### Exercise
Copy the lines below verbatim, beginning with the line that includes "Read the values" and continuing to the end; leave out everything before it.

— Start of Stored records —

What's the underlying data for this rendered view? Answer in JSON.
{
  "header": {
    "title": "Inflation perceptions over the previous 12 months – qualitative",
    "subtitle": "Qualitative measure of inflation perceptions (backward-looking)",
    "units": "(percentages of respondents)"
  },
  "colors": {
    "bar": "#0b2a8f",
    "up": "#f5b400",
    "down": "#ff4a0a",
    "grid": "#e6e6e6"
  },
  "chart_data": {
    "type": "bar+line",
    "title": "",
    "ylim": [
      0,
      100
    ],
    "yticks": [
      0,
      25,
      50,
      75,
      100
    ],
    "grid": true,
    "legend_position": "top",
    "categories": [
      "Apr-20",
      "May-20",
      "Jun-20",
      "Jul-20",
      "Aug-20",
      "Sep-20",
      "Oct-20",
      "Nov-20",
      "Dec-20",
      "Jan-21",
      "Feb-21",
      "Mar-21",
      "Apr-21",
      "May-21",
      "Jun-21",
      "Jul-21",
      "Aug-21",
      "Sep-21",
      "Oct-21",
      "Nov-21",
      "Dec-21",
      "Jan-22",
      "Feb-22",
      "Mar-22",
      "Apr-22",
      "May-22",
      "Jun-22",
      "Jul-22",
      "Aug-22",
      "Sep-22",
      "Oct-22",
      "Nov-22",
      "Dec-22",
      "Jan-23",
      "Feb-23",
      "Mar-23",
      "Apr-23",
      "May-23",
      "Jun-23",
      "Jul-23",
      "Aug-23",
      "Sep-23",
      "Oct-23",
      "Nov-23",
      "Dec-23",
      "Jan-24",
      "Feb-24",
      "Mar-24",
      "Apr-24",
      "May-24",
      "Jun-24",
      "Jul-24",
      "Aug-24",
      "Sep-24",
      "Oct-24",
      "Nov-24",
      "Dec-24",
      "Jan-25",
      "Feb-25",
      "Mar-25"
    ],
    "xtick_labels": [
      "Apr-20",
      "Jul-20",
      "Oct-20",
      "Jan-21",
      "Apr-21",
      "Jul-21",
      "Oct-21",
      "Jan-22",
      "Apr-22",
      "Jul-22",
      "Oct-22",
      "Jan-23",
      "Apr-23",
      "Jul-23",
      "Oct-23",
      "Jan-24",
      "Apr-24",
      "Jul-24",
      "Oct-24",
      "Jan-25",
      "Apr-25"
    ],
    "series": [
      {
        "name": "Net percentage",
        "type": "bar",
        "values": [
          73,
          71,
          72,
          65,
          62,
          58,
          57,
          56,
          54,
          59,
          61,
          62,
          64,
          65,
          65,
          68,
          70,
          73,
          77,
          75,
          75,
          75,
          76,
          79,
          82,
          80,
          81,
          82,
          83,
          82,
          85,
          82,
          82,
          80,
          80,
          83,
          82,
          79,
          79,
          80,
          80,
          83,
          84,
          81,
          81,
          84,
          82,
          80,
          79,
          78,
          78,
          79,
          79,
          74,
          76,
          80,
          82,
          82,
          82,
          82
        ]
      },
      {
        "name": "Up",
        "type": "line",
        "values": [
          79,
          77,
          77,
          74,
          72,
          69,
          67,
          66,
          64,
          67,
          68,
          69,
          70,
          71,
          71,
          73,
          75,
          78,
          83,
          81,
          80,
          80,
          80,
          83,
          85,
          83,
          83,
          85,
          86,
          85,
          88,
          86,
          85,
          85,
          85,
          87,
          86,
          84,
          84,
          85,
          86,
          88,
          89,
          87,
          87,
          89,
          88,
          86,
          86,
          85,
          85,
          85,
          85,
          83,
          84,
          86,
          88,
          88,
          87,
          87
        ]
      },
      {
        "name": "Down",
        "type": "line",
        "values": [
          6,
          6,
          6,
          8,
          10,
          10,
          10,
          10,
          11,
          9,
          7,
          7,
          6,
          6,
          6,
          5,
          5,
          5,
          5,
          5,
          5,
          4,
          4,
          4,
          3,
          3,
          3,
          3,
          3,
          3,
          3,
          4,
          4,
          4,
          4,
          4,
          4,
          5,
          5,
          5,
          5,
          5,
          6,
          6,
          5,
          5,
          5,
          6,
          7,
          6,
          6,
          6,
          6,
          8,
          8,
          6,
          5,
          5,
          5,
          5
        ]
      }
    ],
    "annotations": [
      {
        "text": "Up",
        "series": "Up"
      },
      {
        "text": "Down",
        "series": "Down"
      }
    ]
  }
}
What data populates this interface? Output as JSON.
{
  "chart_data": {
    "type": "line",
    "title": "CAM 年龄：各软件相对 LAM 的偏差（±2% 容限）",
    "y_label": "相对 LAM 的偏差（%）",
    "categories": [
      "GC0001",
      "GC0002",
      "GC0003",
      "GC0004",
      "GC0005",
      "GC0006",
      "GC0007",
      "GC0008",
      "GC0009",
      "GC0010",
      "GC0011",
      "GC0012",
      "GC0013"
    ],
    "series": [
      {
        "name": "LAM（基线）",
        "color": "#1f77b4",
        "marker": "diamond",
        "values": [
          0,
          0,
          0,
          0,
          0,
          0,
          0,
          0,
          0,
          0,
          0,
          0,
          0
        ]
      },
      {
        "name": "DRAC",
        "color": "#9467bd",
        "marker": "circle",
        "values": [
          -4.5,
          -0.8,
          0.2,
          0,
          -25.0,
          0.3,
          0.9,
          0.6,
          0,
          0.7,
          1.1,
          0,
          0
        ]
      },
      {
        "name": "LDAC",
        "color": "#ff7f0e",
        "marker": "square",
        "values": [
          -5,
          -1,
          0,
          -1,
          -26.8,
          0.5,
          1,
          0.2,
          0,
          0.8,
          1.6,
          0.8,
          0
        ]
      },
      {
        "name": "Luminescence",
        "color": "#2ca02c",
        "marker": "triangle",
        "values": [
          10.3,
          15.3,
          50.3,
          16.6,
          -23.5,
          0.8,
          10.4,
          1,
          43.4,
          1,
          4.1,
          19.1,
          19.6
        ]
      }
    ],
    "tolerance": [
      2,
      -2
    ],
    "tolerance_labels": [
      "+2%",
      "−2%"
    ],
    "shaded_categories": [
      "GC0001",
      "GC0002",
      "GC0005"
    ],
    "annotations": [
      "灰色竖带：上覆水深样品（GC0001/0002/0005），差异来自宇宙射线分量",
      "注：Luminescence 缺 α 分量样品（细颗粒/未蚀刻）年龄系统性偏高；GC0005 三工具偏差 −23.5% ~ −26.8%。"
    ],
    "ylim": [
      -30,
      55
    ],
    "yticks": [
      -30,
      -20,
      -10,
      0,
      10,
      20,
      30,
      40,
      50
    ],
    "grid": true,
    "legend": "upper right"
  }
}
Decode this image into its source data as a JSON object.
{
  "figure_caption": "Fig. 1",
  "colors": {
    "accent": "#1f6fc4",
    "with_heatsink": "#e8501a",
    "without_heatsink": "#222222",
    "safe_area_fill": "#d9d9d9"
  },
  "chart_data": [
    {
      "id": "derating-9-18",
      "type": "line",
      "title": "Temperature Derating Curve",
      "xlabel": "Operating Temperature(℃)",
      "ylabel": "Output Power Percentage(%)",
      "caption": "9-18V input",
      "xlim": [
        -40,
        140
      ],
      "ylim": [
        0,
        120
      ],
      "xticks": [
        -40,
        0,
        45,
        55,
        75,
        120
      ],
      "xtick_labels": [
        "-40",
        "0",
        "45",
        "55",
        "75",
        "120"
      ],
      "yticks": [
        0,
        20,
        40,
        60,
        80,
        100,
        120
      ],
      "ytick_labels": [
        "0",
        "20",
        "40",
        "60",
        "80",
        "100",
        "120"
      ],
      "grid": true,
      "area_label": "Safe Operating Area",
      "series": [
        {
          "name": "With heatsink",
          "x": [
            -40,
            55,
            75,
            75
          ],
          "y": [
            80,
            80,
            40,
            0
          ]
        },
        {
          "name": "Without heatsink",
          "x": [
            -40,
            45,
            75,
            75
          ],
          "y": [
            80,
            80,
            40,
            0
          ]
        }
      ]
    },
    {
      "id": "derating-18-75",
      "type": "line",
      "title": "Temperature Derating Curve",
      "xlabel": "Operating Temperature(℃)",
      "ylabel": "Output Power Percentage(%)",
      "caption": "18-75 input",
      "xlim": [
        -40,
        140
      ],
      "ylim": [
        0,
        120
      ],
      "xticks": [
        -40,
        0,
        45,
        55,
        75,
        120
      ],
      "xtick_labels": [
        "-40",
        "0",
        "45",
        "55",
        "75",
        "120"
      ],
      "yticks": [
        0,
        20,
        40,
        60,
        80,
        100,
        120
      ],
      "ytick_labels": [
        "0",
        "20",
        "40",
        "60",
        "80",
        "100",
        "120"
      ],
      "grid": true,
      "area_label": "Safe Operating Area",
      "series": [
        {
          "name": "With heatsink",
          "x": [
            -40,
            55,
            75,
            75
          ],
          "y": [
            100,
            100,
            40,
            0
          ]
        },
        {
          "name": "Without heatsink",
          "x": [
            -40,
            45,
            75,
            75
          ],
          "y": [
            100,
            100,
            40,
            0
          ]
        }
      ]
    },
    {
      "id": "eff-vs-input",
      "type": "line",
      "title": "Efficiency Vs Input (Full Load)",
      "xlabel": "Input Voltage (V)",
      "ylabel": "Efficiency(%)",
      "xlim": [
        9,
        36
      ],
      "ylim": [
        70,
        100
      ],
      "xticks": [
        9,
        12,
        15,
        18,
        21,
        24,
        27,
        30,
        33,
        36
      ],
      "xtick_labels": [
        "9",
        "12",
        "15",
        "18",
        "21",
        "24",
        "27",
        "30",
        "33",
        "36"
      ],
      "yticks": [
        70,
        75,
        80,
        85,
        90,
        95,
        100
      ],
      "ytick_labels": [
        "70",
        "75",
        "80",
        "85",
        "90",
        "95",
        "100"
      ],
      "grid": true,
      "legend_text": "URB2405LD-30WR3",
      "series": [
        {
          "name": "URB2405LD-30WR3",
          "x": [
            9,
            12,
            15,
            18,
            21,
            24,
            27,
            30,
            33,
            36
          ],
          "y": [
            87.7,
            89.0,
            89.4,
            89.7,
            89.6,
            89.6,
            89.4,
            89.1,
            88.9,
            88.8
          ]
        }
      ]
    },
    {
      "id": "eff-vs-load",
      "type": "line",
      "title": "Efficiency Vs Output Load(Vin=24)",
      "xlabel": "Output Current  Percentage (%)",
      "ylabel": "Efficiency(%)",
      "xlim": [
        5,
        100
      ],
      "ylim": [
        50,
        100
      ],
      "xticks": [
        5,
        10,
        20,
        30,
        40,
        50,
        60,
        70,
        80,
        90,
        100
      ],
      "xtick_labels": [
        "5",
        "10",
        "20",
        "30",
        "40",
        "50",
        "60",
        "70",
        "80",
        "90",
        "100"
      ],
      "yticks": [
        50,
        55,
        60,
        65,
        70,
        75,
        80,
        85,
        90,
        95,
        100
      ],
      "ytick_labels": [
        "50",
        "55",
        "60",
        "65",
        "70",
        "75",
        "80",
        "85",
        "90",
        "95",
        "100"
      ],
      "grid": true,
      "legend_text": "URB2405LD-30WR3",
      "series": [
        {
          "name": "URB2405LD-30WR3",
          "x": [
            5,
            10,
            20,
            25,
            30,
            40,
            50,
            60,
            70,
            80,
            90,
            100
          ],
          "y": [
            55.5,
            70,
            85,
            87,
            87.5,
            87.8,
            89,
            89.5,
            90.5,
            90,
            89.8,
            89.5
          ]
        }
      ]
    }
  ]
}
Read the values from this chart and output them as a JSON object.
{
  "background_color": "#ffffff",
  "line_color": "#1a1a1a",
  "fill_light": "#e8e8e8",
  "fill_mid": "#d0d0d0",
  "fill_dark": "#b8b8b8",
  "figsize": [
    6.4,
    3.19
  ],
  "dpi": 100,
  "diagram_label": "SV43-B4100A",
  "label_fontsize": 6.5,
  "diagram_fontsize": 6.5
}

— End of Stored records —

### Response to this task
Read the values from this chart and output them as a JSON object.
{
  "background_color": "#ffffff",
  "line_color": "#1a1a1a",
  "fill_light": "#e8e8e8",
  "fill_mid": "#d0d0d0",
  "fill_dark": "#b8b8b8",
  "figsize": [
    6.4,
    3.19
  ],
  "dpi": 100,
  "diagram_label": "SV43-B4100A",
  "label_fontsize": 6.5,
  "diagram_fontsize": 6.5
}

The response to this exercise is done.